• Supplied records

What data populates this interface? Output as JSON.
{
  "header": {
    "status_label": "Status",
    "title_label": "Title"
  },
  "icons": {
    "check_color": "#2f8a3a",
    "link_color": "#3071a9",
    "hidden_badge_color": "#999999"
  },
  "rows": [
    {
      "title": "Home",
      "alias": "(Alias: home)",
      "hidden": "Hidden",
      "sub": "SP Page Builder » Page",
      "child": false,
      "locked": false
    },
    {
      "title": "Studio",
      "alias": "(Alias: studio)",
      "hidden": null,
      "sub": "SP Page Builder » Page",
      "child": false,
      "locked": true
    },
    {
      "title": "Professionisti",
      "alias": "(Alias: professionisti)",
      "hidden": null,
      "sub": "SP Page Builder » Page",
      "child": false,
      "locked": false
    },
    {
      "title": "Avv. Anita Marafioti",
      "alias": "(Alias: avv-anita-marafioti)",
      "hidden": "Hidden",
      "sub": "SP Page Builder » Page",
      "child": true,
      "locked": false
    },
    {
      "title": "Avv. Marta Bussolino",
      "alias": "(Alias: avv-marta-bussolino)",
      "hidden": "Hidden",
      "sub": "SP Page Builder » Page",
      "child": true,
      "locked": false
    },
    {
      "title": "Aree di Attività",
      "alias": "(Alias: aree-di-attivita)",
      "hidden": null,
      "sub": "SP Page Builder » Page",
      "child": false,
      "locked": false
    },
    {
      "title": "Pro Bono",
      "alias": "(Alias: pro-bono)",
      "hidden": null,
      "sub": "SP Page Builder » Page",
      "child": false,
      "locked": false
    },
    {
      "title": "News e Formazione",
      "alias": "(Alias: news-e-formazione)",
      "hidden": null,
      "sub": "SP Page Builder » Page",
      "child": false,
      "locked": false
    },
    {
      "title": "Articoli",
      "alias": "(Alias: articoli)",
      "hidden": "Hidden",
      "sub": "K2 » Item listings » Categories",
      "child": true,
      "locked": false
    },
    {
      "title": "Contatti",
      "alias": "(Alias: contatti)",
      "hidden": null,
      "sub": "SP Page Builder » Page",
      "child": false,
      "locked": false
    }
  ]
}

• Aim
Above are the records; copy all of them exactly.

• Reply
What data populates this interface? Output as JSON.
{
  "header": {
    "status_label": "Status",
    "title_label": "Title"
  },
  "icons": {
    "check_color": "#2f8a3a",
    "link_color": "#3071a9",
    "hidden_badge_color": "#999999"
  },
  "rows": [
    {
      "title": "Home",
      "alias": "(Alias: home)",
      "hidden": "Hidden",
      "sub": "SP Page Builder » Page",
      "child": false,
      "locked": false
    },
    {
      "title": "Studio",
      "alias": "(Alias: studio)",
      "hidden": null,
      "sub": "SP Page Builder » Page",
      "child": false,
      "locked": true
    },
    {
      "title": "Professionisti",
      "alias": "(Alias: professionisti)",
      "hidden": null,
      "sub": "SP Page Builder » Page",
      "child": false,
      "locked": false
    },
    {
      "title": "Avv. Anita Marafioti",
      "alias": "(Alias: avv-anita-marafioti)",
      "hidden": "Hidden",
      "sub": "SP Page Builder » Page",
      "child": true,
      "locked": false
    },
    {
      "title": "Avv. Marta Bussolino",
      "alias": "(Alias: avv-marta-bussolino)",
      "hidden": "Hidden",
      "sub": "SP Page Builder » Page",
      "child": true,
      "locked": false
    },
    {
      "title": "Aree di Attività",
      "alias": "(Alias: aree-di-attivita)",
      "hidden": null,
      "sub": "SP Page Builder » Page",
      "child": false,
      "locked": false
    },
    {
      "title": "Pro Bono",
      "alias": "(Alias: pro-bono)",
      "hidden": null,
      "sub": "SP Page Builder » Page",
      "child": false,
      "locked": false
    },
    {
      "title": "News e Formazione",
      "alias": "(Alias: news-e-formazione)",
      "hidden": null,
      "sub": "SP Page Builder » Page",
      "child": false,
      "locked": false
    },
    {
      "title": "Articoli",
      "alias": "(Alias: articoli)",
      "hidden": "Hidden",
      "sub": "K2 » Item listings » Categories",
      "child": true,
      "locked": false
    },
    {
      "title": "Contatti",
      "alias": "(Alias: contatti)",
      "hidden": null,
      "sub": "SP Page Builder » Page",
      "child": false,
      "locked": false
    }
  ]
}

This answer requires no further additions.